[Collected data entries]
....
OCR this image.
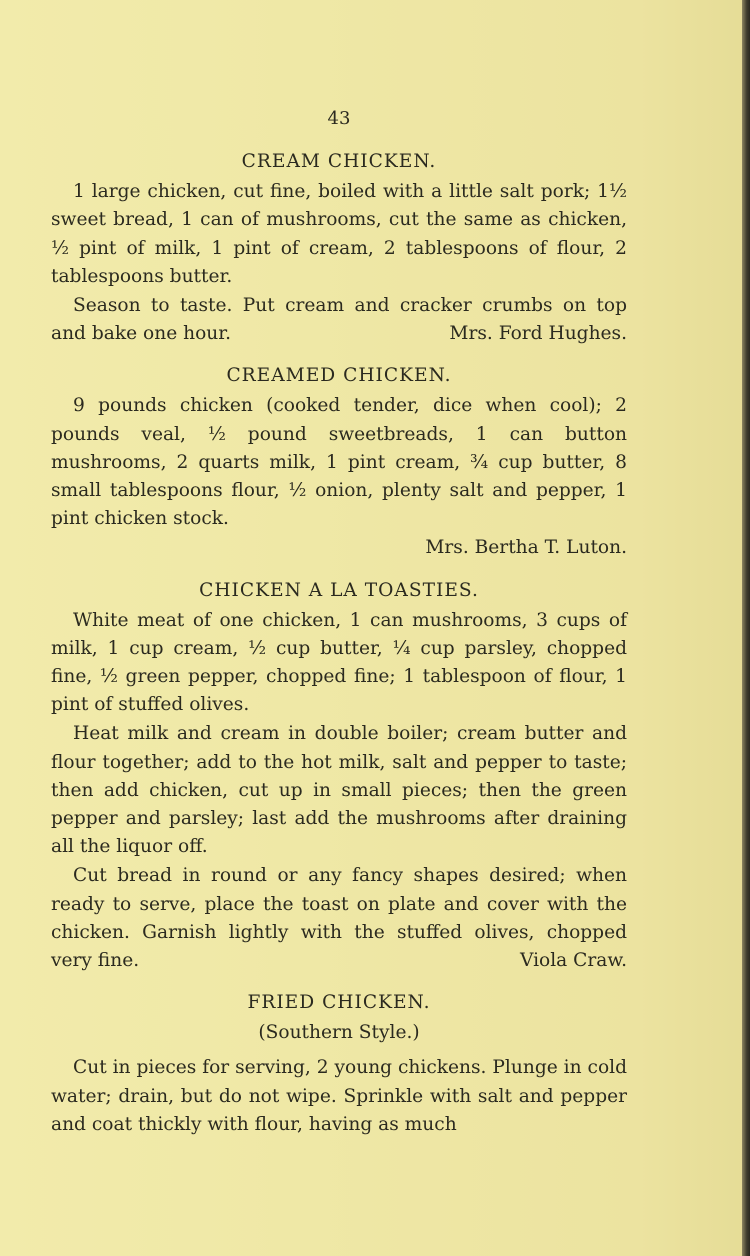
43
CREAM CHICKEN.

1 large chicken, cut fine, boiled with a little salt pork; 1½ sweet bread, 1 can of mushrooms, cut the same as chicken, ½ pint of milk, 1 pint of cream, 2 tablespoons of flour, 2 tablespoons butter.

Season to taste. Put cream and cracker crumbs on top and bake one hour.	Mrs. Ford Hughes.

CREAMED CHICKEN.

9 pounds chicken (cooked tender, dice when cool); 2 pounds veal, ½ pound sweetbreads, 1 can button mushrooms, 2 quarts milk, 1 pint cream, ¾ cup butter, 8 small tablespoons flour, ½ onion, plenty salt and pepper, 1 pint chicken stock.

Mrs. Bertha T. Luton.

CHICKEN A LA TOASTIES.

White meat of one chicken, 1 can mushrooms, 3 cups of milk, 1 cup cream, ½ cup butter, ¼ cup parsley, chopped fine, ½ green pepper, chopped fine; 1 tablespoon of flour, 1 pint of stuffed olives.

Heat milk and cream in double boiler; cream butter and flour together; add to the hot milk, salt and pepper to taste; then add chicken, cut up in small pieces; then the green pepper and parsley; last add the mushrooms after draining all the liquor off.

Cut bread in round or any fancy shapes desired; when ready to serve, place the toast on plate and cover with the chicken. Garnish lightly with the stuffed olives, chopped very fine.	Viola Craw.

FRIED CHICKEN.
(Southern Style.)

Cut in pieces for serving, 2 young chickens. Plunge in cold water; drain, but do not wipe. Sprinkle with salt and pepper and coat thickly with flour, having as much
....
Directions
Copy out each line of the entries that holds "when".

Exercise solution
9 pounds chicken (cooked tender, dice when cool); 2 pounds veal, ½ pound sweetbreads, 1 can button mushrooms, 2 quarts milk, 1 pint cream, ¾ cup butter, 8 small tablespoons flour, ½ onion, plenty salt and pepper, 1 pint chicken stock.
Cut bread in round or any fancy shapes desired; when ready to serve, place the toast on plate and cover with the chicken. Garnish lightly with the stuffed olives, chopped very fine.	Viola Craw.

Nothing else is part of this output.